Stored entries:
○ ○ ○ ○ ○ ○ ○
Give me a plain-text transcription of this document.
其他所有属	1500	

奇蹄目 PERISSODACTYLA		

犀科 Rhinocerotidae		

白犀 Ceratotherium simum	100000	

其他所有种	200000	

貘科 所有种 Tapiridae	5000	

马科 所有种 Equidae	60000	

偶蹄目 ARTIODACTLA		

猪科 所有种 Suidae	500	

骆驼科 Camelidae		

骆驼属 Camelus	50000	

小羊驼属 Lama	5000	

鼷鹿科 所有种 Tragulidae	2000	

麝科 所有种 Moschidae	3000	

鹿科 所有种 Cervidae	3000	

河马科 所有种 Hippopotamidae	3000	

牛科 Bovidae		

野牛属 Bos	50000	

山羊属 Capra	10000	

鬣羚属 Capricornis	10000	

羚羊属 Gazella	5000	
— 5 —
○ ○ ○ ○ ○ ○ ○
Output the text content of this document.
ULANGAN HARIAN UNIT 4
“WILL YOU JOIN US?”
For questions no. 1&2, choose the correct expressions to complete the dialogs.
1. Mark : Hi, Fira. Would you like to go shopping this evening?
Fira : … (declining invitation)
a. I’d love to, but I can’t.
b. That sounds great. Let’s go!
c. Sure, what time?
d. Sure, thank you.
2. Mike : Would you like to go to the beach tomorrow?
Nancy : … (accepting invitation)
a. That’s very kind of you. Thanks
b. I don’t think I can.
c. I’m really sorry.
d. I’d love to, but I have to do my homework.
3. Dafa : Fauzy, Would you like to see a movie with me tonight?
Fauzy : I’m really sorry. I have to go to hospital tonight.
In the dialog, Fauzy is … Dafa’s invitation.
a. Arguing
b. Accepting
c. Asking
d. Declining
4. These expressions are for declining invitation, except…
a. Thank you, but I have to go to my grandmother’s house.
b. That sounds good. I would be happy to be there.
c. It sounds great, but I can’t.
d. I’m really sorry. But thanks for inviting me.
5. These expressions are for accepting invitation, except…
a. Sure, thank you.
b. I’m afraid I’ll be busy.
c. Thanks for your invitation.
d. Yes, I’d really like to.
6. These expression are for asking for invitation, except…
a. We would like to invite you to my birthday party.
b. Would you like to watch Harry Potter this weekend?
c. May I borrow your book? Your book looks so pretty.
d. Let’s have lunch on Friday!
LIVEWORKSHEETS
○ ○ ○ ○ ○ ○ ○
Aim
Isolate each line of the listing above that includes "great". Copy it.

Exercise solution
b. That sounds great. Let’s go!
c. It sounds great, but I can’t.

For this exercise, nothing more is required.